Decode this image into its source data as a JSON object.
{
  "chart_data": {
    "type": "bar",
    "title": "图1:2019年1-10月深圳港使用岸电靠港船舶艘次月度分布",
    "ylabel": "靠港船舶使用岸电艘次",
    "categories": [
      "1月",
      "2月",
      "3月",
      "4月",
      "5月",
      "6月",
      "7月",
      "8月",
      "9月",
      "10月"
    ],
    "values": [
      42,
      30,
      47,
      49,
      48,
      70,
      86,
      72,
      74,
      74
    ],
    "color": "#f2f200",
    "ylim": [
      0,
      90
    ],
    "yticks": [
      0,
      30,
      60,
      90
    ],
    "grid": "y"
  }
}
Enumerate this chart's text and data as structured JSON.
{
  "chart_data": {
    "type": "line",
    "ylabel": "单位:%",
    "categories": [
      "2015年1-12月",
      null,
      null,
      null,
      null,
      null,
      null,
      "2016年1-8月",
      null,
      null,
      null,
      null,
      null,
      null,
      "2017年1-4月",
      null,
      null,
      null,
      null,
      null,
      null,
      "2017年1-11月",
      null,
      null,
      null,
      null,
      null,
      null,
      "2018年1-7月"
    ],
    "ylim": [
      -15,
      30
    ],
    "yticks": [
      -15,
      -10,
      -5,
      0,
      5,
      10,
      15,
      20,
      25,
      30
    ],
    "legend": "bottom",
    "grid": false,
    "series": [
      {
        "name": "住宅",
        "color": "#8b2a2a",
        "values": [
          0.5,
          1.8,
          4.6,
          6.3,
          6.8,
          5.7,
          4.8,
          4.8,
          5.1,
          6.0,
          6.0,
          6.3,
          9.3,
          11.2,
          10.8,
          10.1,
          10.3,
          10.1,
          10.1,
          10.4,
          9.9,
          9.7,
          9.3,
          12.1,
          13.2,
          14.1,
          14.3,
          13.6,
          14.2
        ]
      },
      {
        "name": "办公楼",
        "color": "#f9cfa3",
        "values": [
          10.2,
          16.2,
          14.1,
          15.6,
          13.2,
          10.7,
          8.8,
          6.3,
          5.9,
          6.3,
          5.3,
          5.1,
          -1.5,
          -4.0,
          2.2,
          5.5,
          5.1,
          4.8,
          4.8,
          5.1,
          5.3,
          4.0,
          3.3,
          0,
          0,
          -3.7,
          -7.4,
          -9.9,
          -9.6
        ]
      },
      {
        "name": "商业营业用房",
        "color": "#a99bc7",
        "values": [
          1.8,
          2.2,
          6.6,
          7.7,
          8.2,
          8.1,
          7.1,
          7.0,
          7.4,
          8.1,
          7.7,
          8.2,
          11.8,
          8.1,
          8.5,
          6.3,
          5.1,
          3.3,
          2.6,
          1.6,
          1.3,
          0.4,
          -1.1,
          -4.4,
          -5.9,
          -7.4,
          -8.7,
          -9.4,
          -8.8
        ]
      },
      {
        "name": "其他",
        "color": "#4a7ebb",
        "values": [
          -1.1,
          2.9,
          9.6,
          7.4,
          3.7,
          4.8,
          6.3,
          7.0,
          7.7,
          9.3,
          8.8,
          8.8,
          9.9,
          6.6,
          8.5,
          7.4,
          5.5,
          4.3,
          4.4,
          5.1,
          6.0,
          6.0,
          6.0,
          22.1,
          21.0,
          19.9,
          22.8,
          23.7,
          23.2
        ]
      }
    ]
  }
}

To be done: Collect the lines of the records that include the string "JSON".

The completed task:
Decode this image into its source data as a JSON object.
Enumerate this chart's text and data as structured JSON.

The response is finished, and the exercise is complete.